__Task instructions__: Render the following material again verbatim, leaving nothing out.

Collected data entries
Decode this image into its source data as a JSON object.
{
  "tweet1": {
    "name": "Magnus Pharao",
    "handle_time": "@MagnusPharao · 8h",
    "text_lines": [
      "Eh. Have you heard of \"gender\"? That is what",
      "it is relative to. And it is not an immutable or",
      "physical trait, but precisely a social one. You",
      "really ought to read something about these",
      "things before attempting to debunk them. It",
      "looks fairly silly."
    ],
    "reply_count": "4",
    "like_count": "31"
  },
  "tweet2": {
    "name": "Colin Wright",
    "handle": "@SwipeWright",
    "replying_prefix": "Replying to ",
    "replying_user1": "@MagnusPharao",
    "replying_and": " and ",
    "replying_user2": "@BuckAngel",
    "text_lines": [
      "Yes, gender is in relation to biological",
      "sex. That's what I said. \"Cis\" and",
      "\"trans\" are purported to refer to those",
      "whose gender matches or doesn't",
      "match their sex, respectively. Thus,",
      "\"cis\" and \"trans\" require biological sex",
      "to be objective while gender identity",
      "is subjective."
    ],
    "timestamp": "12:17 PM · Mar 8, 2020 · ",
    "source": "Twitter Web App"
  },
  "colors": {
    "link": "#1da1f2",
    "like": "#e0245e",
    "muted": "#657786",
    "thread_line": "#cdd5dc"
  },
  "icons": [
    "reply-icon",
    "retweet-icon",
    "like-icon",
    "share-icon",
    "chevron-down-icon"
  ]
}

__Written solution__:
Decode this image into its source data as a JSON object.
{
  "tweet1": {
    "name": "Magnus Pharao",
    "handle_time": "@MagnusPharao · 8h",
    "text_lines": [
      "Eh. Have you heard of \"gender\"? That is what",
      "it is relative to. And it is not an immutable or",
      "physical trait, but precisely a social one. You",
      "really ought to read something about these",
      "things before attempting to debunk them. It",
      "looks fairly silly."
    ],
    "reply_count": "4",
    "like_count": "31"
  },
  "tweet2": {
    "name": "Colin Wright",
    "handle": "@SwipeWright",
    "replying_prefix": "Replying to ",
    "replying_user1": "@MagnusPharao",
    "replying_and": " and ",
    "replying_user2": "@BuckAngel",
    "text_lines": [
      "Yes, gender is in relation to biological",
      "sex. That's what I said. \"Cis\" and",
      "\"trans\" are purported to refer to those",
      "whose gender matches or doesn't",
      "match their sex, respectively. Thus,",
      "\"cis\" and \"trans\" require biological sex",
      "to be objective while gender identity",
      "is subjective."
    ],
    "timestamp": "12:17 PM · Mar 8, 2020 · ",
    "source": "Twitter Web App"
  },
  "colors": {
    "link": "#1da1f2",
    "like": "#e0245e",
    "muted": "#657786",
    "thread_line": "#cdd5dc"
  },
  "icons": [
    "reply-icon",
    "retweet-icon",
    "like-icon",
    "share-icon",
    "chevron-down-icon"
  ]
}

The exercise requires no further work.